Exercise prompt –
Using the listing below, copy every line that mentions "Probability".

Input material –
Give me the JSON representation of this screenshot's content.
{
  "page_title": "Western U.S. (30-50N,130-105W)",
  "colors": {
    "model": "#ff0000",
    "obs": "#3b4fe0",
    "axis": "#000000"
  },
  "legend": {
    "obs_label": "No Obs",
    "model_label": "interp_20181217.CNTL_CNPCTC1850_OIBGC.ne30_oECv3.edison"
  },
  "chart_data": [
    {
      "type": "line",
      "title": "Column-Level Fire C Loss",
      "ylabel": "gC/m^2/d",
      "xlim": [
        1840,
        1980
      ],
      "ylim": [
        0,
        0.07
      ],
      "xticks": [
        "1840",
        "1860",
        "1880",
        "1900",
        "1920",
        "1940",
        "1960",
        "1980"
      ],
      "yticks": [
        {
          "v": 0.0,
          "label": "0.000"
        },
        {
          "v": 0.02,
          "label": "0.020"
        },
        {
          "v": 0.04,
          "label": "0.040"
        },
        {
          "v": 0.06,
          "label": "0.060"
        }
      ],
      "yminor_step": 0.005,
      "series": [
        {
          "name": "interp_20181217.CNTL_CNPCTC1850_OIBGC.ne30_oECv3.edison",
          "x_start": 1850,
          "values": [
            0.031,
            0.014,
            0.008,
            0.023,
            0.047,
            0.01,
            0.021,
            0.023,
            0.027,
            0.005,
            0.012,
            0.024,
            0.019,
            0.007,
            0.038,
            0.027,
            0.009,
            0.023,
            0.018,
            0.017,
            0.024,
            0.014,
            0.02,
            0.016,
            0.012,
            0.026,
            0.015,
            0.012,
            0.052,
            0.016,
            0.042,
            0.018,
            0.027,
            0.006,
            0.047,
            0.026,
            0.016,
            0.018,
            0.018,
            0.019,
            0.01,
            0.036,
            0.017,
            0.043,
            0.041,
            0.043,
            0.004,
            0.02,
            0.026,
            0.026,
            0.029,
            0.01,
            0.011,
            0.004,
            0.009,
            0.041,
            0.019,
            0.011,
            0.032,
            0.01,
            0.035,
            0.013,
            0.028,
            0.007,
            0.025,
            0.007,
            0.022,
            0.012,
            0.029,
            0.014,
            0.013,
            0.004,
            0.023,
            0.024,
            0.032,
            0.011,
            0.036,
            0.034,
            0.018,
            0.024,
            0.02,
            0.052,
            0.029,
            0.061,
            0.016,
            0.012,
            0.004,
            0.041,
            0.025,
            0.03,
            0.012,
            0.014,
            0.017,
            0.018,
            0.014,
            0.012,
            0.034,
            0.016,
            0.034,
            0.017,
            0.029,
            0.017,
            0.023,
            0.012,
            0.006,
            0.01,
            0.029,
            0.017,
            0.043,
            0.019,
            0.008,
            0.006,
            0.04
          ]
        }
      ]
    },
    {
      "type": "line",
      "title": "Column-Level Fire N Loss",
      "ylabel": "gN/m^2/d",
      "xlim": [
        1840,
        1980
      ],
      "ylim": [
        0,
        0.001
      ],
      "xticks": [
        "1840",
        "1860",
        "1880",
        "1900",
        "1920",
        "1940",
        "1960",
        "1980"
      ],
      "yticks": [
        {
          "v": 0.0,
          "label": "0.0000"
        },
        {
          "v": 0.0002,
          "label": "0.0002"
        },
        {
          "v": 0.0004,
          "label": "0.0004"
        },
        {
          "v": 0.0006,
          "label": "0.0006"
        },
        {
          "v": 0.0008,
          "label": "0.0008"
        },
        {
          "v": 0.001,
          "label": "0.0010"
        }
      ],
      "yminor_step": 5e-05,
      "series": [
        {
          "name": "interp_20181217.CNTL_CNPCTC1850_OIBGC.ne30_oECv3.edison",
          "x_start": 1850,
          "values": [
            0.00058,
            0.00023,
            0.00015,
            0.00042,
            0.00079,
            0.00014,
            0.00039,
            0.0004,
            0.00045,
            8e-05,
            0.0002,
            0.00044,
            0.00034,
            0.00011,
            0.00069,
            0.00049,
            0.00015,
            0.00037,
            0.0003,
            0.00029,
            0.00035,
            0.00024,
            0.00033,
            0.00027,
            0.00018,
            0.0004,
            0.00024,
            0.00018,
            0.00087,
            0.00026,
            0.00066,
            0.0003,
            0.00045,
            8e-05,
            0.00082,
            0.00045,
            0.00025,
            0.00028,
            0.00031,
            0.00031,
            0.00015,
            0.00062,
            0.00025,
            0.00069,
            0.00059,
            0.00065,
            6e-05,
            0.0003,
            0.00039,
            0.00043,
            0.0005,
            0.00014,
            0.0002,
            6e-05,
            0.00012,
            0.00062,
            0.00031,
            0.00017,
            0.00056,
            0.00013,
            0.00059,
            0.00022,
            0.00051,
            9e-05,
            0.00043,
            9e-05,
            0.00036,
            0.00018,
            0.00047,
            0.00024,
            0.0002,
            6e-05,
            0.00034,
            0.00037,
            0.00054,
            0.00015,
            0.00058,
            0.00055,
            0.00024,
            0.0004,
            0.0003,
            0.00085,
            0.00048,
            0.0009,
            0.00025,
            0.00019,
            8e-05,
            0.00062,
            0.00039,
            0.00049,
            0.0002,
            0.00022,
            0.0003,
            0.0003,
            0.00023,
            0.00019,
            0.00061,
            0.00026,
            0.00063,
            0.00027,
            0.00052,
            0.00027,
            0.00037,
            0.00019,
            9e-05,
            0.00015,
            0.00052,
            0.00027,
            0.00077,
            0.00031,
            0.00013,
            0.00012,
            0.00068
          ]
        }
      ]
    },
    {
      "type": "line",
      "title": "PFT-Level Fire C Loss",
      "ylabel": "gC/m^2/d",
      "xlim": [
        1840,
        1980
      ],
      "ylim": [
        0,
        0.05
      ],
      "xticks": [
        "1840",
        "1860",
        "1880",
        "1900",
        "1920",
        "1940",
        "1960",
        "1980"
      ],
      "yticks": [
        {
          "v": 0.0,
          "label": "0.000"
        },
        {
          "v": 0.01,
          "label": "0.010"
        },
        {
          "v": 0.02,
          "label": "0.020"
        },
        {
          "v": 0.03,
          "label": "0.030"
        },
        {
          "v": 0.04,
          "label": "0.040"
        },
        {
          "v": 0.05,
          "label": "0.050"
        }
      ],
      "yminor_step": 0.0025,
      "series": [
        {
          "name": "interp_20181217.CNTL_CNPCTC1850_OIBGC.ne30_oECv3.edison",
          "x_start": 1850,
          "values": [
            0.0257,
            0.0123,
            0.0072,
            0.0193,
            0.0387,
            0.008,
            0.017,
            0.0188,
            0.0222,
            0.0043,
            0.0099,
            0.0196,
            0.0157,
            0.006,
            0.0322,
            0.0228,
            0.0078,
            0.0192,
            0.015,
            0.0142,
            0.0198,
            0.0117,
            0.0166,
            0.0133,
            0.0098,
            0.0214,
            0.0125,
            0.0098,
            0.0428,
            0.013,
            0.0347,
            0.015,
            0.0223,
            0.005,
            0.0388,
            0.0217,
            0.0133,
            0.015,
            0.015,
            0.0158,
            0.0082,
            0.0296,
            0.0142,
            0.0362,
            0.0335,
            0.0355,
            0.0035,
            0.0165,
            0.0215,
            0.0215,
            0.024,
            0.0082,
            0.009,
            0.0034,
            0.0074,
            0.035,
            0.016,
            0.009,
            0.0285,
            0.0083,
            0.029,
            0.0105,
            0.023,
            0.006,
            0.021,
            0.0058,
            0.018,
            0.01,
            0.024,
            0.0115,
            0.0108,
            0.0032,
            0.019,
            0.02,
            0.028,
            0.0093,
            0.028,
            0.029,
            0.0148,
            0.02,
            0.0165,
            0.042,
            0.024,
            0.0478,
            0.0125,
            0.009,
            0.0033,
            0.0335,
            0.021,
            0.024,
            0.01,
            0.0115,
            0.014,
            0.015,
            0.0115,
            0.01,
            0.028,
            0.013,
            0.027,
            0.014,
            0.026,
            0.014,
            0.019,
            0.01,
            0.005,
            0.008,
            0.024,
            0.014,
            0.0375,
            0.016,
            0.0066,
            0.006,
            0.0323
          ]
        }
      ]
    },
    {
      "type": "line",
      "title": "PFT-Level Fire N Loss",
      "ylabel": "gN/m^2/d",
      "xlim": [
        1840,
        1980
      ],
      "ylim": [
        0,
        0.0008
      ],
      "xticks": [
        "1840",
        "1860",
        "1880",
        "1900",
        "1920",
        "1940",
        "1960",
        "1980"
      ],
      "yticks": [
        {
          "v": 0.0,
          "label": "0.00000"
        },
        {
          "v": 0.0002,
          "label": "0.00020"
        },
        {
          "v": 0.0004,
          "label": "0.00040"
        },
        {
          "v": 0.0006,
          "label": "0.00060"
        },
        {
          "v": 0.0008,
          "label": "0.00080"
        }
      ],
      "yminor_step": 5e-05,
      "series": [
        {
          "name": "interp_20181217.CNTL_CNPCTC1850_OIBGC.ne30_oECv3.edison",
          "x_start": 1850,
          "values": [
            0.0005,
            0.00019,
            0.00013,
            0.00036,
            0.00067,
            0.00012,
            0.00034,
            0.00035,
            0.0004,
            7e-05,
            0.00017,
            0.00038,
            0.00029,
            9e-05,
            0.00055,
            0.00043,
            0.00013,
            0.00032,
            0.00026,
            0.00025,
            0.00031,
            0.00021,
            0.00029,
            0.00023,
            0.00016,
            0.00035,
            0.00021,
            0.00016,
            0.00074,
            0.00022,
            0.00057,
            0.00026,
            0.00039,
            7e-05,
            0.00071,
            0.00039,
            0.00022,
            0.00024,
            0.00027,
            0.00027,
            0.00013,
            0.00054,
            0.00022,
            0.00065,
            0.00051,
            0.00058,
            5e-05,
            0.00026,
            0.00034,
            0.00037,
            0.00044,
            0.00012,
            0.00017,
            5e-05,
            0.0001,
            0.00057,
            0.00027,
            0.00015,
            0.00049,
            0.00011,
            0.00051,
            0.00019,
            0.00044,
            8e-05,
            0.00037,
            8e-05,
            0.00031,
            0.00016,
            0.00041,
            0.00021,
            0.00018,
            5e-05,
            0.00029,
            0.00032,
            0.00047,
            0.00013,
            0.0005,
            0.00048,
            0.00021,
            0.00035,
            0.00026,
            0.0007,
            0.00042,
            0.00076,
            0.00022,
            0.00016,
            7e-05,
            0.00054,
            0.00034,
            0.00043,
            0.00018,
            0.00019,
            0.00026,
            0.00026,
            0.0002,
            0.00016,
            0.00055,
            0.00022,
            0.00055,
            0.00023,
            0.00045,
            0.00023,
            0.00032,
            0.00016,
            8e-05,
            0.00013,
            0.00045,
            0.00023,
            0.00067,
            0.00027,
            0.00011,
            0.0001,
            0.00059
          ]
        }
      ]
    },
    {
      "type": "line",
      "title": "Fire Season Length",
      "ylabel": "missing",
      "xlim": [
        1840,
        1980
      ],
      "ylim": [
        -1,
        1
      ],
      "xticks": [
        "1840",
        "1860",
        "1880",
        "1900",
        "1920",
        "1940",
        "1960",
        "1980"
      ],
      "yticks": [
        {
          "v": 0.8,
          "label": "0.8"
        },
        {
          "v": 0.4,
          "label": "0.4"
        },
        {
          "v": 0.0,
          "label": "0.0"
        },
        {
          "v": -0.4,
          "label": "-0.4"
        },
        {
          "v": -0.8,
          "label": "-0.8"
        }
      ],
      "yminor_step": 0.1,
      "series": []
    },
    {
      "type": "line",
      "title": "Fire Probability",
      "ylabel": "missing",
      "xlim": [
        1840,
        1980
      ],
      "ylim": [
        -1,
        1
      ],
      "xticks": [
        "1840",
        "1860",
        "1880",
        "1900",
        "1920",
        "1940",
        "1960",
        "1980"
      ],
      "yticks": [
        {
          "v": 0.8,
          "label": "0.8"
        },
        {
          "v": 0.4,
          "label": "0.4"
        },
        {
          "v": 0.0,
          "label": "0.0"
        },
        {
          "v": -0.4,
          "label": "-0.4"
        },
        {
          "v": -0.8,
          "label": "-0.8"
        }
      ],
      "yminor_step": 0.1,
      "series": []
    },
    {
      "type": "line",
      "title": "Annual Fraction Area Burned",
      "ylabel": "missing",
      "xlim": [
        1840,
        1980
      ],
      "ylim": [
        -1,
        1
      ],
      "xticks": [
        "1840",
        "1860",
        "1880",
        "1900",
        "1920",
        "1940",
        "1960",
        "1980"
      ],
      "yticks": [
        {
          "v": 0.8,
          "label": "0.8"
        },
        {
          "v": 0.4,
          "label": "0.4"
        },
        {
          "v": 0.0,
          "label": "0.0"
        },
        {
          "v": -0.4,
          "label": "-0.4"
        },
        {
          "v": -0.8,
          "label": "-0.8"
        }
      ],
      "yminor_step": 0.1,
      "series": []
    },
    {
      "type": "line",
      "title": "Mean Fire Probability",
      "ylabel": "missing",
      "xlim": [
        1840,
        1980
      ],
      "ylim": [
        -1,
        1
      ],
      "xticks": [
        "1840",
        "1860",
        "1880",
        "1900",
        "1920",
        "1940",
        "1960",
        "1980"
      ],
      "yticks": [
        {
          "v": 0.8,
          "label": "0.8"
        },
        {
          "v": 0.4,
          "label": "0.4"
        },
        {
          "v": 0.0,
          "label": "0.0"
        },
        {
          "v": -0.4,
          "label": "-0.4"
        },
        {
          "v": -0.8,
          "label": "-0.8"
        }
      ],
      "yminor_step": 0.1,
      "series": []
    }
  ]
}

Reply to the exercise –
      "title": "Fire Probability",
      "title": "Mean Fire Probability",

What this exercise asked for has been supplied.